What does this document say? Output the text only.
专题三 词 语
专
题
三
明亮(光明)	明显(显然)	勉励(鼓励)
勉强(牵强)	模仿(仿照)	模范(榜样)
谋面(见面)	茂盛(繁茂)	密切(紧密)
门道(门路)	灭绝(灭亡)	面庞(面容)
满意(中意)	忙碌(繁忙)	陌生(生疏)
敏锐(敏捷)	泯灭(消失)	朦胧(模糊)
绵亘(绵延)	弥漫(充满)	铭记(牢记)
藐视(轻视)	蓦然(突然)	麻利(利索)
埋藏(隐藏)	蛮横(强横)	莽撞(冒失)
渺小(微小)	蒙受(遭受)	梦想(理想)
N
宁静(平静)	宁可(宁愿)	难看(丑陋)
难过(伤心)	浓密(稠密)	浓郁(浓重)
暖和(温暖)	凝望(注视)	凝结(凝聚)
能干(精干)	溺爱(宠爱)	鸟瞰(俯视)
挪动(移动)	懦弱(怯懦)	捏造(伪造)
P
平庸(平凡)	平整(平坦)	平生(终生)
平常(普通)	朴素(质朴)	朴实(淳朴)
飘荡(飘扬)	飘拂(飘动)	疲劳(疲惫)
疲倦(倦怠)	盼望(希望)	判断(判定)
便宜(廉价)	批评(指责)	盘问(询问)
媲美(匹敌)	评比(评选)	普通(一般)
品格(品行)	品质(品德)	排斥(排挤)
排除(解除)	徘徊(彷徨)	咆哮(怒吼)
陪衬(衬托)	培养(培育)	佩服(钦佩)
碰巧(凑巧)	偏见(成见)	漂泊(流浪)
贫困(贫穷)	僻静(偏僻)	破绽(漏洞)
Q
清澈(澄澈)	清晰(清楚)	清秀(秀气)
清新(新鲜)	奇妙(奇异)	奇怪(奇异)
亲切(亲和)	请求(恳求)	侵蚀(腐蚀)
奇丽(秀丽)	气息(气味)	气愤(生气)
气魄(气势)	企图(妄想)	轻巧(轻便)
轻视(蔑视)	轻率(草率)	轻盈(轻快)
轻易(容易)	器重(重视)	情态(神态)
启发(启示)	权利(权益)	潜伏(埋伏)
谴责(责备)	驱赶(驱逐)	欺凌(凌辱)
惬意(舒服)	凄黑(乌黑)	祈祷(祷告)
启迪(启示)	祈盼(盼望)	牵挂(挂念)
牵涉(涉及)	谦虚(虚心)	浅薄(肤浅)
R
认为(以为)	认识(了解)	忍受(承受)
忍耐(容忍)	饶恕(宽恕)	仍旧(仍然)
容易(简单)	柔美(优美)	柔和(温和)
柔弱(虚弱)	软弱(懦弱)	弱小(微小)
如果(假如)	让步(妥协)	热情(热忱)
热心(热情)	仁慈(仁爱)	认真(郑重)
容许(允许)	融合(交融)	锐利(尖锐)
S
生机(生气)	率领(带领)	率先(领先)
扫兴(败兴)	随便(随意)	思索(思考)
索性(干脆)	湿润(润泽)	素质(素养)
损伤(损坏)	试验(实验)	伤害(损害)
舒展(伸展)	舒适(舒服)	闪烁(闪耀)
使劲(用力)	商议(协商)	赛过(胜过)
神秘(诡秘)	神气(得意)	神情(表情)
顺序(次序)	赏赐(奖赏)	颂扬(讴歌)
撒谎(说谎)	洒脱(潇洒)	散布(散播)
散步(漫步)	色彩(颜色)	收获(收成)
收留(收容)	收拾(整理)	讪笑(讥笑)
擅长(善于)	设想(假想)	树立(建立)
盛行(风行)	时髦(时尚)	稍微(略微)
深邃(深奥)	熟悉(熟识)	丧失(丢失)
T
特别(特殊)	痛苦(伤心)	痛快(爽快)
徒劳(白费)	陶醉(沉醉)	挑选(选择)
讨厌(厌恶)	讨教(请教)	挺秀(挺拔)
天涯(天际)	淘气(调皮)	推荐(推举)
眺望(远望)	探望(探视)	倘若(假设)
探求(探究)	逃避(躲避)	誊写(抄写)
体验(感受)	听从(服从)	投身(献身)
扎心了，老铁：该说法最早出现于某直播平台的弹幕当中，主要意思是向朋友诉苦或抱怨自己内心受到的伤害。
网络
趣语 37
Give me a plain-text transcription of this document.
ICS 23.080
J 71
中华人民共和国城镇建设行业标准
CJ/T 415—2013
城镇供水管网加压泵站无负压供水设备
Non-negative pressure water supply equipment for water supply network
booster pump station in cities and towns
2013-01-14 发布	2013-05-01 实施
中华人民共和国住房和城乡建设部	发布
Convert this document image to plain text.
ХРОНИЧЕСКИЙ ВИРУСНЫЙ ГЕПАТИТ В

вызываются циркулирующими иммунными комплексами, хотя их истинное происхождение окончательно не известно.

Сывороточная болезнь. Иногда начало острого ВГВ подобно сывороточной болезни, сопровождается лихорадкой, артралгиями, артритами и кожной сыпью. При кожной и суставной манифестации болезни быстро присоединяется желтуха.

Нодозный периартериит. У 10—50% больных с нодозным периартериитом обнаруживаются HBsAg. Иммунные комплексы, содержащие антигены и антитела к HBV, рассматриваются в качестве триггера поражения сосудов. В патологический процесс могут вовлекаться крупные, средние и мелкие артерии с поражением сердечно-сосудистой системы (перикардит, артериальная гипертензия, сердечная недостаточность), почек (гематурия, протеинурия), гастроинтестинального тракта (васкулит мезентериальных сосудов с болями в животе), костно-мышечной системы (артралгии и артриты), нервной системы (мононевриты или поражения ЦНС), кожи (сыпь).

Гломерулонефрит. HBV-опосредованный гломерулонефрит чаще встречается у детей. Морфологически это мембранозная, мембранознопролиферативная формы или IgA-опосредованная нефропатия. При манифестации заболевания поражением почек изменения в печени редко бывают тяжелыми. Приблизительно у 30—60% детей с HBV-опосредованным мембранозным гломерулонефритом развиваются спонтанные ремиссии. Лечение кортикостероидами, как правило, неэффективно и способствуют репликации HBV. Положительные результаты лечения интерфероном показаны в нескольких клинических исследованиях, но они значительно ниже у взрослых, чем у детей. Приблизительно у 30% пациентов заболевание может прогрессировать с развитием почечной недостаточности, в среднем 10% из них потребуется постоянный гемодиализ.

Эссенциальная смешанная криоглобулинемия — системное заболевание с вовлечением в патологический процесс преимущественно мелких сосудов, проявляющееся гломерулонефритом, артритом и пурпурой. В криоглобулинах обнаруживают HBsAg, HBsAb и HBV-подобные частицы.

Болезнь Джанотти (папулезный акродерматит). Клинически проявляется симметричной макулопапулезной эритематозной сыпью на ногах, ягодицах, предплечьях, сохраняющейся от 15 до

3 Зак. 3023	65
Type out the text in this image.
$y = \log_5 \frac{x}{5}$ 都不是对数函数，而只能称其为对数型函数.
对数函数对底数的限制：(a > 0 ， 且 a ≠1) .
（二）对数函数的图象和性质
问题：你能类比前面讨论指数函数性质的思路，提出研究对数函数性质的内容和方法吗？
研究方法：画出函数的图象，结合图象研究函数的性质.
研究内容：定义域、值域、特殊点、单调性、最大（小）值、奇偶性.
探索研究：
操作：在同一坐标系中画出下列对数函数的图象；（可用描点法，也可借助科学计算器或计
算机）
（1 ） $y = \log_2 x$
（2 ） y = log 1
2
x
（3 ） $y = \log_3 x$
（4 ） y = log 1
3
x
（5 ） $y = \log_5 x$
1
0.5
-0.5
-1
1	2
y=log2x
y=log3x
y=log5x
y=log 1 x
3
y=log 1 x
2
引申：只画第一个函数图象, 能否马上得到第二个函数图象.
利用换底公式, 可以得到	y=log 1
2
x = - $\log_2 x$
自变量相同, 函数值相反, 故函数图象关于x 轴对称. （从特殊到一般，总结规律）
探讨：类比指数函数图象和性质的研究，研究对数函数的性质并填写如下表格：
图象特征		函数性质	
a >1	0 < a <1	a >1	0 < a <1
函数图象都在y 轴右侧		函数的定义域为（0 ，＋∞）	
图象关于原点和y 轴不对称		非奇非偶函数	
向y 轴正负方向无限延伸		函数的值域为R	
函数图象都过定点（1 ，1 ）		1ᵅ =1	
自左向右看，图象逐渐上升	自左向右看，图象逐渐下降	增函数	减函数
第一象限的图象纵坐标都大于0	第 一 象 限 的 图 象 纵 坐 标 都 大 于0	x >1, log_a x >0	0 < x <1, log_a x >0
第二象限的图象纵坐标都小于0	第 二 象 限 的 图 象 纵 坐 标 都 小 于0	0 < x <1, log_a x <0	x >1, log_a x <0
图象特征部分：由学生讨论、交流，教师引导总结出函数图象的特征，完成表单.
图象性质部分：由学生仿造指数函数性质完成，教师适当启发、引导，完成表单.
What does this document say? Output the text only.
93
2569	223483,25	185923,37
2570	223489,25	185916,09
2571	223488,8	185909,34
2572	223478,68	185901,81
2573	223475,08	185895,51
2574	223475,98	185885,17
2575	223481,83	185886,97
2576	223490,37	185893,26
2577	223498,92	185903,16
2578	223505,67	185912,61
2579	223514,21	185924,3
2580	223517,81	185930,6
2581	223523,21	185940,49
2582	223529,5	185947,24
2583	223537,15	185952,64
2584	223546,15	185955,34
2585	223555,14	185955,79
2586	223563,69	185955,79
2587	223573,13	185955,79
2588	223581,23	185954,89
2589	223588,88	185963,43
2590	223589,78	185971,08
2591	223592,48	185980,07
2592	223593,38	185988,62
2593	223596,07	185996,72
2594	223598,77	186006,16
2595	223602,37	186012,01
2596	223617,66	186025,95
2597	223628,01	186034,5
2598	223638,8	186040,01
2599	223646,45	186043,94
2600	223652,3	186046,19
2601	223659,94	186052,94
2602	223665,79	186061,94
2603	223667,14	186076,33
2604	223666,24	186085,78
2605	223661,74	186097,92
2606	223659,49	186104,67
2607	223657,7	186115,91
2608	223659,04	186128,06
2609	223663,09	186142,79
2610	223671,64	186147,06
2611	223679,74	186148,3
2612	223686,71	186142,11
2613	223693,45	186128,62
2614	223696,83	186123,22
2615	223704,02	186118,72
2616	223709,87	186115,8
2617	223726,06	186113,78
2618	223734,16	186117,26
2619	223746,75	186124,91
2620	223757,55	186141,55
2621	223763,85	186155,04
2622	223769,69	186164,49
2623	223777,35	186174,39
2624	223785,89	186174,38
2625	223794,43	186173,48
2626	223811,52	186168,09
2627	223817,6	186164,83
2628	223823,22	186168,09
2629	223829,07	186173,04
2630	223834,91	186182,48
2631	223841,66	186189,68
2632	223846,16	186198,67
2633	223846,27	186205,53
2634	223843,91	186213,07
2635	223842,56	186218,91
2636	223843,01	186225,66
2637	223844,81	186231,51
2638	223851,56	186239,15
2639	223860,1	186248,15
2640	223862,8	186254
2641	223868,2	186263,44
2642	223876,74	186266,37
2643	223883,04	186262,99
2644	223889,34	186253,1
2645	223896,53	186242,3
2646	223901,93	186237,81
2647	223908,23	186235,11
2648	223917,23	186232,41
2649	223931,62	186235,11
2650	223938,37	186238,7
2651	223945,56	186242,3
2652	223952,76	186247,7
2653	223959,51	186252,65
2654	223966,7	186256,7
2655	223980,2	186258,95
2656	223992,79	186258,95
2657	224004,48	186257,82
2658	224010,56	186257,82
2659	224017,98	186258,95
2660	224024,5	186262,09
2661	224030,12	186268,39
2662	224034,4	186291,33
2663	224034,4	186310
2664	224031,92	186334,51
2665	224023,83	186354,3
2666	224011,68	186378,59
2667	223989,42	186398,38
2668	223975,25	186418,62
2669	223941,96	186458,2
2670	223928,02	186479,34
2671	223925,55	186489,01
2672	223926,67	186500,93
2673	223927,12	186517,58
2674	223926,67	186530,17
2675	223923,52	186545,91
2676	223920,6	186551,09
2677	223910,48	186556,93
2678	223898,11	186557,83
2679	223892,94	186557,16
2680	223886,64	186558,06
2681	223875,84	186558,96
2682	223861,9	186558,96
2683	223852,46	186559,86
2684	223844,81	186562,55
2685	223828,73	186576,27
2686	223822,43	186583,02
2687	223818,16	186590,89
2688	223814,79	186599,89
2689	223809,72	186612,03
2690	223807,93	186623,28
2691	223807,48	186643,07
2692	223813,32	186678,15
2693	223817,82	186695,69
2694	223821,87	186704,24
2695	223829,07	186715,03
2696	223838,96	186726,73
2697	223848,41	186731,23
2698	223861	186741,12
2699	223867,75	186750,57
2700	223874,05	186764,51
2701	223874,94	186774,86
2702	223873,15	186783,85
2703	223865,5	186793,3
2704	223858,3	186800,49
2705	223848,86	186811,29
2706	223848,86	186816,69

== == ==

**INSTRUCTIONS TO FOLLOW:** Extract, from the listing above, every line where the string "image" occurs.

**THE REPLY:**
Convert this document image to plain text.
Type out the text in this image.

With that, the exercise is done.